Exercise goal => Copy the following lines word for word, beginning with the first line and ending after the line that contains "star-marker — [129, 117, 140, 128]".

Stored rows =>

---

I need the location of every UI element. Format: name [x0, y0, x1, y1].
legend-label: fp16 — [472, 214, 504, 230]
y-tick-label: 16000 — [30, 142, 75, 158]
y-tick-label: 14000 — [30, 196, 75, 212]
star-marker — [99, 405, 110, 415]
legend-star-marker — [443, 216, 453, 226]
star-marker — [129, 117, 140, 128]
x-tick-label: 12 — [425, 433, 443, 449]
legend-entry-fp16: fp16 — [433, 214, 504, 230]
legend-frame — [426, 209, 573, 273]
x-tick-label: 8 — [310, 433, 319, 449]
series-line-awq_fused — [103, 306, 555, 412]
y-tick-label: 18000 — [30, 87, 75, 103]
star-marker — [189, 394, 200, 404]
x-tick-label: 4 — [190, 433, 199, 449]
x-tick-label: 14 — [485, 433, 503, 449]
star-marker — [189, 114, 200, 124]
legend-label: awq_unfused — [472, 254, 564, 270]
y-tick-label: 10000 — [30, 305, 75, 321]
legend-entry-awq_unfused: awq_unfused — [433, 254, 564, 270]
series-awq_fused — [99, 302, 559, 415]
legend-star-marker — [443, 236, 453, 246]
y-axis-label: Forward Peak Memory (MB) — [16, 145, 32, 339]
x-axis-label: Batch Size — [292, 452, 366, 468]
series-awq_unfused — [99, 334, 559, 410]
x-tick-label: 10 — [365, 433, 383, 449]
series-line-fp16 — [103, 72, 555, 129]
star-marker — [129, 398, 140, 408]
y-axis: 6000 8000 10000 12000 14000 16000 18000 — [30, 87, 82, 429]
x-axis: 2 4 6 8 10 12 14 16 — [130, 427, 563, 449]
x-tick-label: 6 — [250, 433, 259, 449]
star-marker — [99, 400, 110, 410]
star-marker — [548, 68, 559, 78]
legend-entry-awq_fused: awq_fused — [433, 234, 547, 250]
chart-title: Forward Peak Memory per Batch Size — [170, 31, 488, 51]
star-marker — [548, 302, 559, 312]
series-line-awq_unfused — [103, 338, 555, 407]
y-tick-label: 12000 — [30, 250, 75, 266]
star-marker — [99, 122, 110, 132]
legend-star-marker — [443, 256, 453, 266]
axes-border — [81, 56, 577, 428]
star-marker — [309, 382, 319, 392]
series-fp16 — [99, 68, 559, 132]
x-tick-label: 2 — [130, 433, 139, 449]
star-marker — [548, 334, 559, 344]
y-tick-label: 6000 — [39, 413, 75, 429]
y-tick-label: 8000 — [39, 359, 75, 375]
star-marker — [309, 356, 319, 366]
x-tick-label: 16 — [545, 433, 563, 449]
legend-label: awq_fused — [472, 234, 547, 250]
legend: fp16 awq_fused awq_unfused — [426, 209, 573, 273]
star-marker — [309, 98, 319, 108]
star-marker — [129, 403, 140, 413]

---

Task response =>
I need the location of every UI element. Format: name [x0, y0, x1, y1].
legend-label: fp16 — [472, 214, 504, 230]
y-tick-label: 16000 — [30, 142, 75, 158]
y-tick-label: 14000 — [30, 196, 75, 212]
star-marker — [99, 405, 110, 415]
legend-star-marker — [443, 216, 453, 226]
star-marker — [129, 117, 140, 128]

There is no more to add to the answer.